Count the lines below that contain the word "chartreusette", and report only that number.

[Collected data entries]
-- BEGIN --
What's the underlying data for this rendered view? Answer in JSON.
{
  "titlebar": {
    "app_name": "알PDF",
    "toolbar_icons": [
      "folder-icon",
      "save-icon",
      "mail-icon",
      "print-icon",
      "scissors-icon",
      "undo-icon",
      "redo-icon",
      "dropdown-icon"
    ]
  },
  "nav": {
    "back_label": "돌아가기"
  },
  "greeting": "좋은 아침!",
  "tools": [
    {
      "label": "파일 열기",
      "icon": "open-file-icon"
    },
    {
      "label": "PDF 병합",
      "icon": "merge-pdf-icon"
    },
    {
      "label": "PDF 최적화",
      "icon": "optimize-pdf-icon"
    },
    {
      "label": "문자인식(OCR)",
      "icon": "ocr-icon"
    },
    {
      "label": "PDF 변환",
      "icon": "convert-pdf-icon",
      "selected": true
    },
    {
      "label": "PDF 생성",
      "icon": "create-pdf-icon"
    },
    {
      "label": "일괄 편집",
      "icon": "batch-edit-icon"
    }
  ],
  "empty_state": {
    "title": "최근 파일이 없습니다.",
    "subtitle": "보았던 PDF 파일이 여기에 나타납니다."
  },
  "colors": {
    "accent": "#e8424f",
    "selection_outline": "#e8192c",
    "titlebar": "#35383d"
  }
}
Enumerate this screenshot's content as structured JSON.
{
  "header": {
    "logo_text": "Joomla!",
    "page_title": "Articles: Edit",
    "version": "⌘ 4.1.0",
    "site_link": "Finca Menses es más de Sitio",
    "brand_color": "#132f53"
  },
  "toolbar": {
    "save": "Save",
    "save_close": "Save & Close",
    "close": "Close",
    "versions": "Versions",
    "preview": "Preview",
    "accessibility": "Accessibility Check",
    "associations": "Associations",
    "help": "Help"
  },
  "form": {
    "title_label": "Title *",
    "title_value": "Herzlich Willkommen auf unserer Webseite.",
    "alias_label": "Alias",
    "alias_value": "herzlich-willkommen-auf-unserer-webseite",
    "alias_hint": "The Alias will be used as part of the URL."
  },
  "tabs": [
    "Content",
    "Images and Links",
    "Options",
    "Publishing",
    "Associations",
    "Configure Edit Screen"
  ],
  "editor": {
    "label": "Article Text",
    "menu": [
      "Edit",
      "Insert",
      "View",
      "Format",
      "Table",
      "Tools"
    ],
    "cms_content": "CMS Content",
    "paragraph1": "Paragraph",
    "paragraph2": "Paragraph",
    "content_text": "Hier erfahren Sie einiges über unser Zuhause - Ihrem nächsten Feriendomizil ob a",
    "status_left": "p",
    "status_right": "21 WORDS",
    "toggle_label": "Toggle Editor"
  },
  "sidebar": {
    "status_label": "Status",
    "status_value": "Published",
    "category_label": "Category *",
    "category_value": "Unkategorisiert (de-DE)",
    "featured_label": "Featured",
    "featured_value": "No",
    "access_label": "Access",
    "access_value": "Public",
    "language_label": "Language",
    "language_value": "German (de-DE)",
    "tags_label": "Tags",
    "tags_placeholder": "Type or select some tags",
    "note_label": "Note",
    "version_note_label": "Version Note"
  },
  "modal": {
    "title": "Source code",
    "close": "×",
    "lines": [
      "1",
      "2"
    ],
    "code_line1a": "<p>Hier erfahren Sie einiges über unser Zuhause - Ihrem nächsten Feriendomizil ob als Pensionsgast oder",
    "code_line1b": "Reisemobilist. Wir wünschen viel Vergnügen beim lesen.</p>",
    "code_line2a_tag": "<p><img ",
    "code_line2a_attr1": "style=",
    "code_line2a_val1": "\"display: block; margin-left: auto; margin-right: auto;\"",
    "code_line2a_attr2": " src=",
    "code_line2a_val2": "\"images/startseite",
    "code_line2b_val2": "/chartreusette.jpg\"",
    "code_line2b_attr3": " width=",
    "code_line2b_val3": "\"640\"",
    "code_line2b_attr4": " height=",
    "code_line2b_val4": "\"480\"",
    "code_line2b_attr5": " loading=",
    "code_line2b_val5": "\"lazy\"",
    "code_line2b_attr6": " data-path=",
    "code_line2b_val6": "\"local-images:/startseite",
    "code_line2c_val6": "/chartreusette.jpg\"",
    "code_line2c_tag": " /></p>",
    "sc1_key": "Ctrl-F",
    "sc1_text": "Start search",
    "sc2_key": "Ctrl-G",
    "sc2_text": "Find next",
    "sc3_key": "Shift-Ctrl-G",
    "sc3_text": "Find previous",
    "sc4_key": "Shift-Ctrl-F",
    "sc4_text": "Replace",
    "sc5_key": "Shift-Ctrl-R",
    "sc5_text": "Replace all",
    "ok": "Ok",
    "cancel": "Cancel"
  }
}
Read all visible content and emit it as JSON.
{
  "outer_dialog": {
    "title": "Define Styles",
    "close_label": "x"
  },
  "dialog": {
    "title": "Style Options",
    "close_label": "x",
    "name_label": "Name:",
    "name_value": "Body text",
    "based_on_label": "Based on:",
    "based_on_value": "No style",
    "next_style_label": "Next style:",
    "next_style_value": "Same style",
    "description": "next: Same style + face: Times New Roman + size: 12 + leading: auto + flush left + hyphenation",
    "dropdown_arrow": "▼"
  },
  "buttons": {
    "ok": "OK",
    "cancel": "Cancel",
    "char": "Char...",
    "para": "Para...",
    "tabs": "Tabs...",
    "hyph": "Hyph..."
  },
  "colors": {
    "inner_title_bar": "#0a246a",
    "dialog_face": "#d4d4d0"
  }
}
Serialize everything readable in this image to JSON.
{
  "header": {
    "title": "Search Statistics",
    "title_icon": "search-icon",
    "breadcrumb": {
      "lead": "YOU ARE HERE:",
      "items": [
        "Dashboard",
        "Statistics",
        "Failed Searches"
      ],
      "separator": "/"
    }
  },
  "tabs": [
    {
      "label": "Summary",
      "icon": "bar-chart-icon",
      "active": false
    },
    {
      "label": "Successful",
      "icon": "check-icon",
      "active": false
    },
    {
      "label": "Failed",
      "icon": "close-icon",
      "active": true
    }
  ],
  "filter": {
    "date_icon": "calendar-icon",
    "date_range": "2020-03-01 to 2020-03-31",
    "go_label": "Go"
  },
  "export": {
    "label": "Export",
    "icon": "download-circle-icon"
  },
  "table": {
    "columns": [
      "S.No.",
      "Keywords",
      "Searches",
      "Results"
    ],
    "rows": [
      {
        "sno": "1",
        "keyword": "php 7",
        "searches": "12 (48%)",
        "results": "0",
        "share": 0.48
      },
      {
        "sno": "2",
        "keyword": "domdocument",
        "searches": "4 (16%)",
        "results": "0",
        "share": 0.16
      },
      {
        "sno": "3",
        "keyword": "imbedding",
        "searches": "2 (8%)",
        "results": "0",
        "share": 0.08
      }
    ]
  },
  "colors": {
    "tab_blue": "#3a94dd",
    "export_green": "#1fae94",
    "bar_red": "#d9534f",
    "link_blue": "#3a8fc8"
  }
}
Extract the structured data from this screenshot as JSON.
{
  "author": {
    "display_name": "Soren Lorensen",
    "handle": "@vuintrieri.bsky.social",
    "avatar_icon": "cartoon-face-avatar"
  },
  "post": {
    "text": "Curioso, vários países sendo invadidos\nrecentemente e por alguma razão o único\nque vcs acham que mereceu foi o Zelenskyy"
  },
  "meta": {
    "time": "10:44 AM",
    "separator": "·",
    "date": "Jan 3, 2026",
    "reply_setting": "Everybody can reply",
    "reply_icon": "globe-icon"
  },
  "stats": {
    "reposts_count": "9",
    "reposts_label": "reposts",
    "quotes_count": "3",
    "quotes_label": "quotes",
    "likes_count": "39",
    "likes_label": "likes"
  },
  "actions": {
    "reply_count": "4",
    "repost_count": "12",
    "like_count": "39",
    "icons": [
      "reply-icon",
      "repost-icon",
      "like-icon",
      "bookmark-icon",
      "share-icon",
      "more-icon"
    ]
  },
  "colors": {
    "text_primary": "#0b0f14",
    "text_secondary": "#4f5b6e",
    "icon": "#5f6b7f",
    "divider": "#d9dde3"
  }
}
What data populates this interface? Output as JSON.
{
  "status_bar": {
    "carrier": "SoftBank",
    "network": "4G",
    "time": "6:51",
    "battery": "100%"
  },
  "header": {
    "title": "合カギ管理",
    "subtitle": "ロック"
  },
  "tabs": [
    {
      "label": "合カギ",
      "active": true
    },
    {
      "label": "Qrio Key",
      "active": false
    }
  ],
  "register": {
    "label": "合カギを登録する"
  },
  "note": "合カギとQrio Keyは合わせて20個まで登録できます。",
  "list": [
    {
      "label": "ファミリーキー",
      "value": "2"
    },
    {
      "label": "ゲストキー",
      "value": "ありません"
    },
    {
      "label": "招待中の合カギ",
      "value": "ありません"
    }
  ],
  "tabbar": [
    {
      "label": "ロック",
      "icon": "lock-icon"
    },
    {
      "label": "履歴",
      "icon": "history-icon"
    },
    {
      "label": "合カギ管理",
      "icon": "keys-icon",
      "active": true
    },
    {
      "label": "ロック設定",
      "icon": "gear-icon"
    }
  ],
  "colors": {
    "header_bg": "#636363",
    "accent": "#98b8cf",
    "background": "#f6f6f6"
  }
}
-- END --
_SOLUTION BELOW_
2